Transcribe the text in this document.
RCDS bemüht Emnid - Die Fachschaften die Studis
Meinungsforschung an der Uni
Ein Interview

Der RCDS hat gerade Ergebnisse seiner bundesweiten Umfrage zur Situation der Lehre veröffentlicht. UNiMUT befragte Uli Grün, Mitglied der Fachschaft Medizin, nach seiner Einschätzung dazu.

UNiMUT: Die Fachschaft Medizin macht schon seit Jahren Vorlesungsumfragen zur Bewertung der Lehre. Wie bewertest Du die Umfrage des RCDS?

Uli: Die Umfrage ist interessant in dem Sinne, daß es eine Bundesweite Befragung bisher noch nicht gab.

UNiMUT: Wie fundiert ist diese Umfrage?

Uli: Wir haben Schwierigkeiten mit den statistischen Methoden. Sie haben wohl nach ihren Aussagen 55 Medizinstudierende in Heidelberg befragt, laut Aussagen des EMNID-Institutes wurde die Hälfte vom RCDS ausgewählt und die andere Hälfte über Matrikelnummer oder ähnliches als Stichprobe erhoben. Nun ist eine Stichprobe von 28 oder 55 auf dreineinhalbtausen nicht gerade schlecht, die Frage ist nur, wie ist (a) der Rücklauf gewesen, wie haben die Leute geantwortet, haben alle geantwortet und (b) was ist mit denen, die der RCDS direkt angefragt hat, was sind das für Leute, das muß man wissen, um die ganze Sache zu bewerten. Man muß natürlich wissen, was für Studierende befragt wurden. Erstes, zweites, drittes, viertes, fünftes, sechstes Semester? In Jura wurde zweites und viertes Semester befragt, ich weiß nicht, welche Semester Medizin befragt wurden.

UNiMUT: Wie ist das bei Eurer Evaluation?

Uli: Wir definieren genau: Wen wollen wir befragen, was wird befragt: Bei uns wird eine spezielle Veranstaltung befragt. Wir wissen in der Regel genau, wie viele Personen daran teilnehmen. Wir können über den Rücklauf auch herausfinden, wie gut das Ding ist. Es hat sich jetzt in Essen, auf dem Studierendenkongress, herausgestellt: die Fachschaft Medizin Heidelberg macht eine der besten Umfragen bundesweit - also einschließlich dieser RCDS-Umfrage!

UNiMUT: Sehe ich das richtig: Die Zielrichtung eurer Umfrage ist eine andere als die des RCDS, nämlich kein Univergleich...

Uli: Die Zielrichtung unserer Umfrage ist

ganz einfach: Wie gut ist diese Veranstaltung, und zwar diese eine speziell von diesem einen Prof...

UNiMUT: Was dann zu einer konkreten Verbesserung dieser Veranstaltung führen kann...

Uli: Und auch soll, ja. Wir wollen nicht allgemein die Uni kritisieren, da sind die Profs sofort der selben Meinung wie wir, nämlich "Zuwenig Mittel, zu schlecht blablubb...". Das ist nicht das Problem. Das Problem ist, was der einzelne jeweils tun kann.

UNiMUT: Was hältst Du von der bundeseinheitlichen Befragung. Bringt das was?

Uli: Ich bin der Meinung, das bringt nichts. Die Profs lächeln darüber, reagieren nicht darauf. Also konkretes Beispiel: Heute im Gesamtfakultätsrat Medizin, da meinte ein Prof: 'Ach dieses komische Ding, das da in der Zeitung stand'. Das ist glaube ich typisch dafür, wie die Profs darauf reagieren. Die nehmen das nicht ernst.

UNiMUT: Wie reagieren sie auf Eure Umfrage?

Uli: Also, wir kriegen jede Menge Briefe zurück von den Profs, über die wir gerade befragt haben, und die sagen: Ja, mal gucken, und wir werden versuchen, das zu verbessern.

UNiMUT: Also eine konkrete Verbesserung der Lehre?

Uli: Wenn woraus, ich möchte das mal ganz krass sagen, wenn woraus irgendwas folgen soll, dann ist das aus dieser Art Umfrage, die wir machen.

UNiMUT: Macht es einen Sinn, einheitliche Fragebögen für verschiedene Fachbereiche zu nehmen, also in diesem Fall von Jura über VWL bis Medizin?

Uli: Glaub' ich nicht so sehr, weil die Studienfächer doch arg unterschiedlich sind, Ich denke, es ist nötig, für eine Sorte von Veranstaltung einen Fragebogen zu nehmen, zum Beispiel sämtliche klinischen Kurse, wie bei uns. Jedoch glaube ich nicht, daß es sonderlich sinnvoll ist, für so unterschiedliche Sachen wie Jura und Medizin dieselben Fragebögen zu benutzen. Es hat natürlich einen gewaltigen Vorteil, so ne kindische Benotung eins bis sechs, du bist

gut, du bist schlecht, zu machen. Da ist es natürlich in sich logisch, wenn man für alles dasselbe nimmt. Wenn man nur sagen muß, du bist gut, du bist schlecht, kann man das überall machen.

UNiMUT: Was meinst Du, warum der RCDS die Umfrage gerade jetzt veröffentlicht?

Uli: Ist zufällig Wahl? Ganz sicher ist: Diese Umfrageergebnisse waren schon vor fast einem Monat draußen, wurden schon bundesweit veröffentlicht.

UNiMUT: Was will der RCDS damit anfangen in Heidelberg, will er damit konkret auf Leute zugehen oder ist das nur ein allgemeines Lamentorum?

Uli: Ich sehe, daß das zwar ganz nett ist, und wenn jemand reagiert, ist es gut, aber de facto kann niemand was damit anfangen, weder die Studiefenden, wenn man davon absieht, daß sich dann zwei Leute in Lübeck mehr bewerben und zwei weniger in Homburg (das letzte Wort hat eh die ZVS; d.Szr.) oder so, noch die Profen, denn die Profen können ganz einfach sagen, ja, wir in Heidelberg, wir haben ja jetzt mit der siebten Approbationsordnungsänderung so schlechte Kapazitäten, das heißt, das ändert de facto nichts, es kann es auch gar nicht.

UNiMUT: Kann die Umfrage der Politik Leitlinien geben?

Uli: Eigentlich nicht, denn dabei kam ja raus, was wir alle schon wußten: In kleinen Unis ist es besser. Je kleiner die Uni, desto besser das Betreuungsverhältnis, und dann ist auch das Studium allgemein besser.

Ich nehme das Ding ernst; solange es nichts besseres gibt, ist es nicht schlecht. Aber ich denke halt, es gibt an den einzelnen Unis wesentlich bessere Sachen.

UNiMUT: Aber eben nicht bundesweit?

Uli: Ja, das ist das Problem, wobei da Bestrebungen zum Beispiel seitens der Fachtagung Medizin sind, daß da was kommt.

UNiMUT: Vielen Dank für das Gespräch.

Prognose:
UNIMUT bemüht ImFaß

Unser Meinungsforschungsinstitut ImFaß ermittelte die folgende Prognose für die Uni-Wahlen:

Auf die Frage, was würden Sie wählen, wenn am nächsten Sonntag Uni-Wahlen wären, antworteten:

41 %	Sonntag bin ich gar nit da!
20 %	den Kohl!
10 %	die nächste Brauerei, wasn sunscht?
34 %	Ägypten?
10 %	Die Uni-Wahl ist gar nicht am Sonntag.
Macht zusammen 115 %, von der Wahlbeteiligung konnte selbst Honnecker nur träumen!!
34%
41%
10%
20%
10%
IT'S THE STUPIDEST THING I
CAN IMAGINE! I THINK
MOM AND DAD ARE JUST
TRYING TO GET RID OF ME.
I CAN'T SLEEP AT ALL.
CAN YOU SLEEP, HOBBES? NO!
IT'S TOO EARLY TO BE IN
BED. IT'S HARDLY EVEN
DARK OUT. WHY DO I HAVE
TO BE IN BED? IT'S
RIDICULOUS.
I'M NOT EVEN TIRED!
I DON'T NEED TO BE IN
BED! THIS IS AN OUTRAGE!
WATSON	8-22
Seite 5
::::::::::
Task details: Only lines holding the string "nämlich" are wanted; gather each one from the entries above.

Reply to the task:
UNiMUT: Sehe ich das richtig: Die Zielrichtung eurer Umfrage ist eine andere als die des RCDS, nämlich kein Univergleich...
Uli: Und auch soll, ja. Wir wollen nicht allgemein die Uni kritisieren, da sind die Profs sofort der selben Meinung wie wir, nämlich "Zuwenig Mittel, zu schlecht blablubb...". Das ist nicht das Problem. Das Problem ist, was der einzelne jeweils tun kann.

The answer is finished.